--- YOUR GOAL ---
Please copy every line of the records below word for word, leaving out the pictures.

Data items:
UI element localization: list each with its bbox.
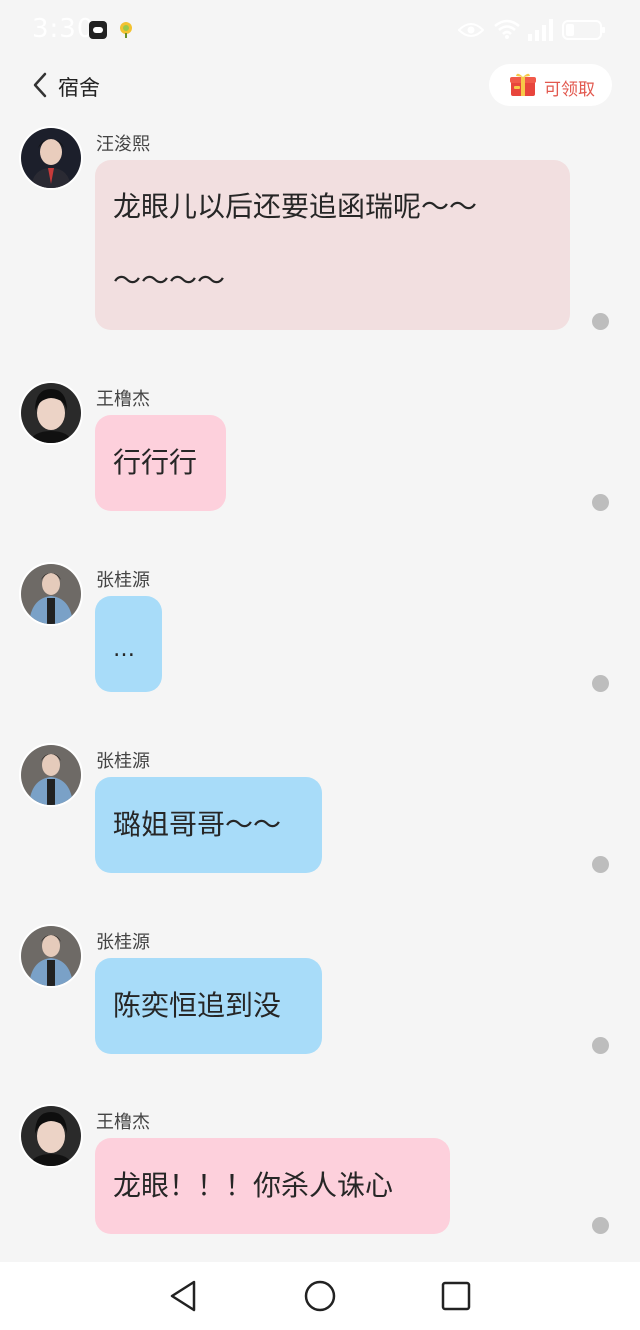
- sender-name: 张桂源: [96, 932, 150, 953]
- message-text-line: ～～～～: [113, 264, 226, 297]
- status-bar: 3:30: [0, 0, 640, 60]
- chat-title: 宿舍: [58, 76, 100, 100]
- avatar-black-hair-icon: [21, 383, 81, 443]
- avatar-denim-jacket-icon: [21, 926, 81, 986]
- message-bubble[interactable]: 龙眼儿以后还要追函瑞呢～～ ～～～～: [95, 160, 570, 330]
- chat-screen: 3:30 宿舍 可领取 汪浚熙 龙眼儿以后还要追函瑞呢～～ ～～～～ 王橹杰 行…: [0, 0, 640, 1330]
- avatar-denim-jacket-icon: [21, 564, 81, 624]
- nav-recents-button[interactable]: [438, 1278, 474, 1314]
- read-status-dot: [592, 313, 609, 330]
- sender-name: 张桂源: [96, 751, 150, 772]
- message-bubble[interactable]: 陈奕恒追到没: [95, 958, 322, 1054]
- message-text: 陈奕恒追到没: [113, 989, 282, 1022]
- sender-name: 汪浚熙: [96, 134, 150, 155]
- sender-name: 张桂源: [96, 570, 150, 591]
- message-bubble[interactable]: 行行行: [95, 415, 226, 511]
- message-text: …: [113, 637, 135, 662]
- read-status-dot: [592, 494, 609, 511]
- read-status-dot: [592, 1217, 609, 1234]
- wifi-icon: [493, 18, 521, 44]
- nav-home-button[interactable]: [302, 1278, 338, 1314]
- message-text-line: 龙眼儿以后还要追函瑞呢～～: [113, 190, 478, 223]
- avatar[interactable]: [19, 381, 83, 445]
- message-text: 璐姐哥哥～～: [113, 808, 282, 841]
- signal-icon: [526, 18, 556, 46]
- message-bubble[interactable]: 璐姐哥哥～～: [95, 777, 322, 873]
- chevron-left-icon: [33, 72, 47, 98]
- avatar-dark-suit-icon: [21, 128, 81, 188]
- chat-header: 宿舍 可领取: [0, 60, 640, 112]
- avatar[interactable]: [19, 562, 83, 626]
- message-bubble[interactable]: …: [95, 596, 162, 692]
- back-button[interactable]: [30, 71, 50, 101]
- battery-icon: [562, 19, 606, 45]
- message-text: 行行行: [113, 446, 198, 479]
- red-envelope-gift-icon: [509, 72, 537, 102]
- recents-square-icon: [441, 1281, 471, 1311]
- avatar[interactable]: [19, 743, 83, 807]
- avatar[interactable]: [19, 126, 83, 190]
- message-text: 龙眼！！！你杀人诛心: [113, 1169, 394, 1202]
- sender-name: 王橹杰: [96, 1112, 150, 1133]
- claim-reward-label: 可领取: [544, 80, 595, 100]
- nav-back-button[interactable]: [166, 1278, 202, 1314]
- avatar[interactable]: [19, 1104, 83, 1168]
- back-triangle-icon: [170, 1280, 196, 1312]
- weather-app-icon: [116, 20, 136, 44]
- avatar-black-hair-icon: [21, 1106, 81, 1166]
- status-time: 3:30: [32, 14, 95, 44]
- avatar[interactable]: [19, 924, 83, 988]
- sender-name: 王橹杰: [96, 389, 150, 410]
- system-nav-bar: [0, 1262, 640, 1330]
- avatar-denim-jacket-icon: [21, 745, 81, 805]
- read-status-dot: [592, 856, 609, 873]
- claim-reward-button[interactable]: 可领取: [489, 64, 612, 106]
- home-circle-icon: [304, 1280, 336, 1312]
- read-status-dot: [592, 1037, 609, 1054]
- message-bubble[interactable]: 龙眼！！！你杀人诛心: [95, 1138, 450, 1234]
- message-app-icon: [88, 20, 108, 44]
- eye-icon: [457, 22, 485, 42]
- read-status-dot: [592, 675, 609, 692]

--- THE RESPONSE ---
UI element localization: list each with its bbox.
- sender-name: 张桂源: [96, 932, 150, 953]
- message-text-line: ～～～～: [113, 264, 226, 297]
- status-bar: 3:30: [0, 0, 640, 60]
- chat-title: 宿舍: [58, 76, 100, 100]
- avatar-black-hair-icon: [21, 383, 81, 443]
- avatar-denim-jacket-icon: [21, 926, 81, 986]
- message-bubble[interactable]: 龙眼儿以后还要追函瑞呢～～ ～～～～: [95, 160, 570, 330]
- chat-screen: 3:30 宿舍 可领取 汪浚熙 龙眼儿以后还要追函瑞呢～～ ～～～～ 王橹杰 行…: [0, 0, 640, 1330]
- avatar-denim-jacket-icon: [21, 564, 81, 624]
- nav-recents-button[interactable]: [438, 1278, 474, 1314]
- read-status-dot: [592, 313, 609, 330]
- sender-name: 张桂源: [96, 751, 150, 772]
- message-bubble[interactable]: 陈奕恒追到没: [95, 958, 322, 1054]
- message-text: 陈奕恒追到没: [113, 989, 282, 1022]
- sender-name: 汪浚熙: [96, 134, 150, 155]
- sender-name: 张桂源: [96, 570, 150, 591]
- message-bubble[interactable]: 行行行: [95, 415, 226, 511]
- message-text: …: [113, 637, 135, 662]
- read-status-dot: [592, 494, 609, 511]
- read-status-dot: [592, 1217, 609, 1234]
- wifi-icon: [493, 18, 521, 44]
- nav-home-button[interactable]: [302, 1278, 338, 1314]
- message-text-line: 龙眼儿以后还要追函瑞呢～～: [113, 190, 478, 223]
- avatar[interactable]: [19, 381, 83, 445]
- message-text: 璐姐哥哥～～: [113, 808, 282, 841]
- signal-icon: [526, 18, 556, 46]
- message-bubble[interactable]: 璐姐哥哥～～: [95, 777, 322, 873]
- chevron-left-icon: [33, 72, 47, 98]
- avatar-dark-suit-icon: [21, 128, 81, 188]
- chat-header: 宿舍 可领取: [0, 60, 640, 112]
- avatar[interactable]: [19, 562, 83, 626]
- message-bubble[interactable]: …: [95, 596, 162, 692]
- back-button[interactable]: [30, 71, 50, 101]
- battery-icon: [562, 19, 606, 45]
- message-text: 行行行: [113, 446, 198, 479]
- red-envelope-gift-icon: [509, 72, 537, 102]
- recents-square-icon: [441, 1281, 471, 1311]
- avatar[interactable]: [19, 743, 83, 807]
- avatar[interactable]: [19, 126, 83, 190]
- message-text: 龙眼！！！你杀人诛心: [113, 1169, 394, 1202]
- sender-name: 王橹杰: [96, 1112, 150, 1133]
- claim-reward-label: 可领取: [544, 80, 595, 100]
- nav-back-button[interactable]: [166, 1278, 202, 1314]
- avatar[interactable]: [19, 1104, 83, 1168]
- back-triangle-icon: [170, 1280, 196, 1312]
- weather-app-icon: [116, 20, 136, 44]
- avatar-black-hair-icon: [21, 1106, 81, 1166]
- status-time: 3:30: [32, 14, 95, 44]
- avatar[interactable]: [19, 924, 83, 988]
- sender-name: 王橹杰: [96, 389, 150, 410]
- system-nav-bar: [0, 1262, 640, 1330]
- avatar-denim-jacket-icon: [21, 745, 81, 805]
- read-status-dot: [592, 856, 609, 873]
- claim-reward-button[interactable]: 可领取: [489, 64, 612, 106]
- home-circle-icon: [304, 1280, 336, 1312]
- read-status-dot: [592, 1037, 609, 1054]
- message-bubble[interactable]: 龙眼！！！你杀人诛心: [95, 1138, 450, 1234]
- message-app-icon: [88, 20, 108, 44]
- eye-icon: [457, 22, 485, 42]
- read-status-dot: [592, 675, 609, 692]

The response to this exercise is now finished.